* begin GIVEN RECORDS *

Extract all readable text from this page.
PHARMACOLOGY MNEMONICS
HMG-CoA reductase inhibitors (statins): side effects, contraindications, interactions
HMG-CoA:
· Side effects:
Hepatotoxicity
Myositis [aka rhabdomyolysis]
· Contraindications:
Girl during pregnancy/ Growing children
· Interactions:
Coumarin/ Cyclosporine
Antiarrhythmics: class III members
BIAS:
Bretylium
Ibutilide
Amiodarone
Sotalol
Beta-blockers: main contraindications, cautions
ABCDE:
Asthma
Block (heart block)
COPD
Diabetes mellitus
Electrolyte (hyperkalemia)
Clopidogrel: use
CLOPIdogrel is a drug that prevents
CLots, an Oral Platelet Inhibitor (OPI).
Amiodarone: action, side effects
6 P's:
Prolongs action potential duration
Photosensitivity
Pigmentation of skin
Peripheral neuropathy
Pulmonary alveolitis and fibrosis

* end GIVEN RECORDS *

Extract the data exactly as given.

Extract all readable text from this page.
PHARMACOLOGY MNEMONICS
HMG-CoA reductase inhibitors (statins): side effects, contraindications, interactions
HMG-CoA:
· Side effects:
Hepatotoxicity
Myositis [aka rhabdomyolysis]
· Contraindications:
Girl during pregnancy/ Growing children
· Interactions:
Coumarin/ Cyclosporine
Antiarrhythmics: class III members
BIAS:
Bretylium
Ibutilide
Amiodarone
Sotalol
Beta-blockers: main contraindications, cautions
ABCDE:
Asthma
Block (heart block)
COPD
Diabetes mellitus
Electrolyte (hyperkalemia)
Clopidogrel: use
CLOPIdogrel is a drug that prevents
CLots, an Oral Platelet Inhibitor (OPI).
Amiodarone: action, side effects
6 P's:
Prolongs action potential duration
Photosensitivity
Pigmentation of skin
Peripheral neuropathy
Pulmonary alveolitis and fibrosis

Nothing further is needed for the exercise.